- TEKS SUMBER -
━━━
Seorang mahasiswa tengah membaca berita mengenai teror yang dialami Novel Baswedan Ketua tim dalam penyelidikan korupsi Elektronik Kartu Penduduk (e-KTP) yang terjadi pada pada Selasa (11/04/2017) lalu. Eka mengungkapkan bahwa seharusnya penegak hukum bukan menjadi ajang tangan dari penguasa, jangan menjadi sebuah robot penguasa dan menjadi kekuatan politik yang sangat mendominasi.
Suaramahasiswa.info, Unisba – Pada Selasa (11/04) pagi publik Indonesia dikejutkan dengan kabar dari Novel Baswedan Ketua tim penyidik kasus korupsi Elektronik Kartu Penduduk (e-KTP) oleh Komisi Pemberantasan Korupsi (KPK) yang disiram air keras selepas sholat subuh di Masjid Al-Ikhsan yang berlokasi di Kelapa Gading, Jakarta Utara. Kasus tersebut diduga dilakukan oleh dua orang pengendara motor yang tidak dikenal, dan sekarang Novel sedang menjalani perawatan di salah satu rumah sakit di Singapur. Dosen hukum pidana Universitas Islam Bandung (Unisba) Eka Juarsa pun menaggapi kasus ini saat ditemui di ruang Litigasi Fakultas Hukum pada Kamis (13/04).
━━━
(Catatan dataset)
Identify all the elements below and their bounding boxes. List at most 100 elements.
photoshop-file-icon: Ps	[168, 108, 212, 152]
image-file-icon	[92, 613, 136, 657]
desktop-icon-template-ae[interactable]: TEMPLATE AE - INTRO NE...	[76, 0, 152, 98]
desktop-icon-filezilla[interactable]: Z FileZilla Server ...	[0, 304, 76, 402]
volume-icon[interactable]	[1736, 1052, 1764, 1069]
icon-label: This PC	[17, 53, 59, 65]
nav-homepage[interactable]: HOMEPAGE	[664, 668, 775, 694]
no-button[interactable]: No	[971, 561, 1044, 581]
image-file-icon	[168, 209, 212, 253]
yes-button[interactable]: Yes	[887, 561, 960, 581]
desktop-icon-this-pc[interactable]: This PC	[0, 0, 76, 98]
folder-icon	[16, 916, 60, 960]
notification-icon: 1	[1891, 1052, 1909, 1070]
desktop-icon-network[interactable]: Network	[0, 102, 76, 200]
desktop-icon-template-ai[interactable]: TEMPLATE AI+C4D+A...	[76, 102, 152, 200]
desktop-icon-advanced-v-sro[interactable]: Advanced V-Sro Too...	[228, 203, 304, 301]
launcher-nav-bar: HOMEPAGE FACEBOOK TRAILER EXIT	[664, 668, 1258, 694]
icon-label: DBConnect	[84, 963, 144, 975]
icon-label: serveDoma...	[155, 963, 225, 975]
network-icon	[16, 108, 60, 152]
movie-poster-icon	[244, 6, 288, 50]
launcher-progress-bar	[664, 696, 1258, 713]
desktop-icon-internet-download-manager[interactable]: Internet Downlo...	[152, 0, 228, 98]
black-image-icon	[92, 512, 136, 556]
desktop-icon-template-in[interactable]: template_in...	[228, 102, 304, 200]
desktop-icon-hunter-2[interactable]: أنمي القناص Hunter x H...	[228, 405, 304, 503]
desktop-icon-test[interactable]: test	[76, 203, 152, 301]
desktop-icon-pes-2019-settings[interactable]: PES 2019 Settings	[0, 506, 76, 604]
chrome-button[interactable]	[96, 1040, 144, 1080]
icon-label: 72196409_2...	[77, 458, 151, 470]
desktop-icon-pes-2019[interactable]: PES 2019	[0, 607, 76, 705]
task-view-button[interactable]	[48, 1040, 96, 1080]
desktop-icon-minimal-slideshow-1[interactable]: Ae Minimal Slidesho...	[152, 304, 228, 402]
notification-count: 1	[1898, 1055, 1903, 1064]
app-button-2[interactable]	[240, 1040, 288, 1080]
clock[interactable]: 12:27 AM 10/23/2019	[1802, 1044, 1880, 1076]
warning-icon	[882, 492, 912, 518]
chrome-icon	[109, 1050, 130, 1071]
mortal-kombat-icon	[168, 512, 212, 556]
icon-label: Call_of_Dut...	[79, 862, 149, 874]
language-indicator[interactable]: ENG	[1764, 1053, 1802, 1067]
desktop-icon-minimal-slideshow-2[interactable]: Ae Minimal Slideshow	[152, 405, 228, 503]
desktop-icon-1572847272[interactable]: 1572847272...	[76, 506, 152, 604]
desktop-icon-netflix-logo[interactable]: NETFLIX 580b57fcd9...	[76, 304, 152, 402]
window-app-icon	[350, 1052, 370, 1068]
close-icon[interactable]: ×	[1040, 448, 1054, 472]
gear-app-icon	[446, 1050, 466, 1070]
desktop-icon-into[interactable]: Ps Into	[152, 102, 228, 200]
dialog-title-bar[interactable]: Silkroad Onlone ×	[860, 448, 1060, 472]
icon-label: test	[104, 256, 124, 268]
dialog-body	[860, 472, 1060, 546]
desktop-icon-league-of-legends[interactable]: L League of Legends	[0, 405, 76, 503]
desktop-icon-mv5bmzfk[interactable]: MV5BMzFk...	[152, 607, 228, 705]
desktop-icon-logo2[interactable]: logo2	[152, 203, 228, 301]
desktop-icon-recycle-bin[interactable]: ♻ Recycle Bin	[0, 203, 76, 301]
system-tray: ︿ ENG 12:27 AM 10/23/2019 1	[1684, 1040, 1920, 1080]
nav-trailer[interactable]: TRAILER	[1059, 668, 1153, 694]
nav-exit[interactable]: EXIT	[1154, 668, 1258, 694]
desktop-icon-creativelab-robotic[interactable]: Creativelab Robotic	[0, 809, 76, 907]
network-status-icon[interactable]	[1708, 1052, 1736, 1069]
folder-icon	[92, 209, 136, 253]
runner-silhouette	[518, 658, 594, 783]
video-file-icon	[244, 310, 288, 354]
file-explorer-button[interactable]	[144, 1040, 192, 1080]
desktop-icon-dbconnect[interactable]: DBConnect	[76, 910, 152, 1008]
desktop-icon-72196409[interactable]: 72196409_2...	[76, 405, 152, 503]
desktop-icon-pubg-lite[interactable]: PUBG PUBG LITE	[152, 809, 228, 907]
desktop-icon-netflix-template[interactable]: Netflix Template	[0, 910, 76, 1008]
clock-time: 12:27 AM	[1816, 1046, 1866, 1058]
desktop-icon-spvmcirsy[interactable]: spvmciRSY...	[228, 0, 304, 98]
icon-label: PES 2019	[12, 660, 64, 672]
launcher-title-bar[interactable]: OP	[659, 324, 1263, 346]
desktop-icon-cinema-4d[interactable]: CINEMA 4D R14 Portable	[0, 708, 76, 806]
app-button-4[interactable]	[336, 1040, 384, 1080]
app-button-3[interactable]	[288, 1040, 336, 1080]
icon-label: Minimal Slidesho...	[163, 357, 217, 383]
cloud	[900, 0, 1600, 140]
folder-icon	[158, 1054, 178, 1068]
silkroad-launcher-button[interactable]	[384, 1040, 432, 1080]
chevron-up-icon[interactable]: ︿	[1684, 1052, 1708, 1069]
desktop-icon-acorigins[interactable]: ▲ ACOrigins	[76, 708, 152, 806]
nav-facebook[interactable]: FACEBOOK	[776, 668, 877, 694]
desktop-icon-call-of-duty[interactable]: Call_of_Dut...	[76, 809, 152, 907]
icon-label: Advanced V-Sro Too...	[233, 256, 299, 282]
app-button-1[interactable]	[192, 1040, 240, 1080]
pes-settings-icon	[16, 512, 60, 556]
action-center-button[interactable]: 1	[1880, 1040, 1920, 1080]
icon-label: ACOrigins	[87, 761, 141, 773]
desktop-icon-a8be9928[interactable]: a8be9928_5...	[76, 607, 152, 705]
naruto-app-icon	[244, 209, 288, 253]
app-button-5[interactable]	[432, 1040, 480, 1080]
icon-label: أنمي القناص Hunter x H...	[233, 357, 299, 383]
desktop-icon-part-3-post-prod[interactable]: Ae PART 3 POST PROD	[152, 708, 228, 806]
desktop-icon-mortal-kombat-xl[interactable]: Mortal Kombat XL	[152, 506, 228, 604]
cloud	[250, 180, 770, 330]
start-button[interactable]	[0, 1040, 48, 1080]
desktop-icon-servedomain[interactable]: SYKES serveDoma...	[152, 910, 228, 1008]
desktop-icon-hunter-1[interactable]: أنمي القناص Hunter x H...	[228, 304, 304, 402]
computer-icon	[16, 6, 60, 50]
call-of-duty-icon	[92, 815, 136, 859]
━━━
- TUGAS ANDA -
(a) Sebutkan setiap singkatan yang ditulis dalam tanda kurung di berita tentang Novel Baswedan beserta kepanjangannya.
(b) Kutip bagian berita tentang Novel Baswedan dari "Suaramahasiswa.info, Unisba –" sampai "pada Kamis (13/04).".
(c) Tolong tulis ulang paragraf berita tentang Novel Baswedan yang diawali "Suaramahasiswa.info, Unisba – Pada Selasa" dalam bentuk daftar singkat tanpa menghilangkan fakta utamanya.

- HASIL TUGAS -
(a)
- e-KTP: Elektronik Kartu Penduduk
- KPK: Komisi Pemberantasan Korupsi
- Unisba: Universitas Islam Bandung

(b)
Suaramahasiswa.info, Unisba – Pada Selasa (11/04) pagi publik Indonesia dikejutkan dengan kabar dari Novel Baswedan Ketua tim penyidik kasus korupsi Elektronik Kartu Penduduk (e-KTP) oleh Komisi Pemberantasan Korupsi (KPK) yang disiram air keras selepas sholat subuh di Masjid Al-Ikhsan yang berlokasi di Kelapa Gading, Jakarta Utara. Kasus tersebut diduga dilakukan oleh dua orang pengendara motor yang tidak dikenal, dan sekarang Novel sedang menjalani perawatan di salah satu rumah sakit di Singapur. Dosen hukum pidana Universitas Islam Bandung (Unisba) Eka Juarsa pun menaggapi kasus ini saat ditemui di ruang Litigasi Fakultas Hukum pada Kamis (13/04).

(c)
- Selasa (11/04) pagi: Novel Baswedan, Ketua tim penyidik kasus korupsi e-KTP di KPK, disiram air keras selepas sholat subuh di Masjid Al-Ikhsan, Kelapa Gading, Jakarta Utara.
- Pelaku diduga dua pengendara motor yang tidak dikenal.
- Novel sedang menjalani perawatan di salah satu rumah sakit di Singapur.
- Kamis (13/04): Eka Juarsa, dosen hukum pidana Unisba, menanggapi kasus ini di ruang Litigasi Fakultas Hukum.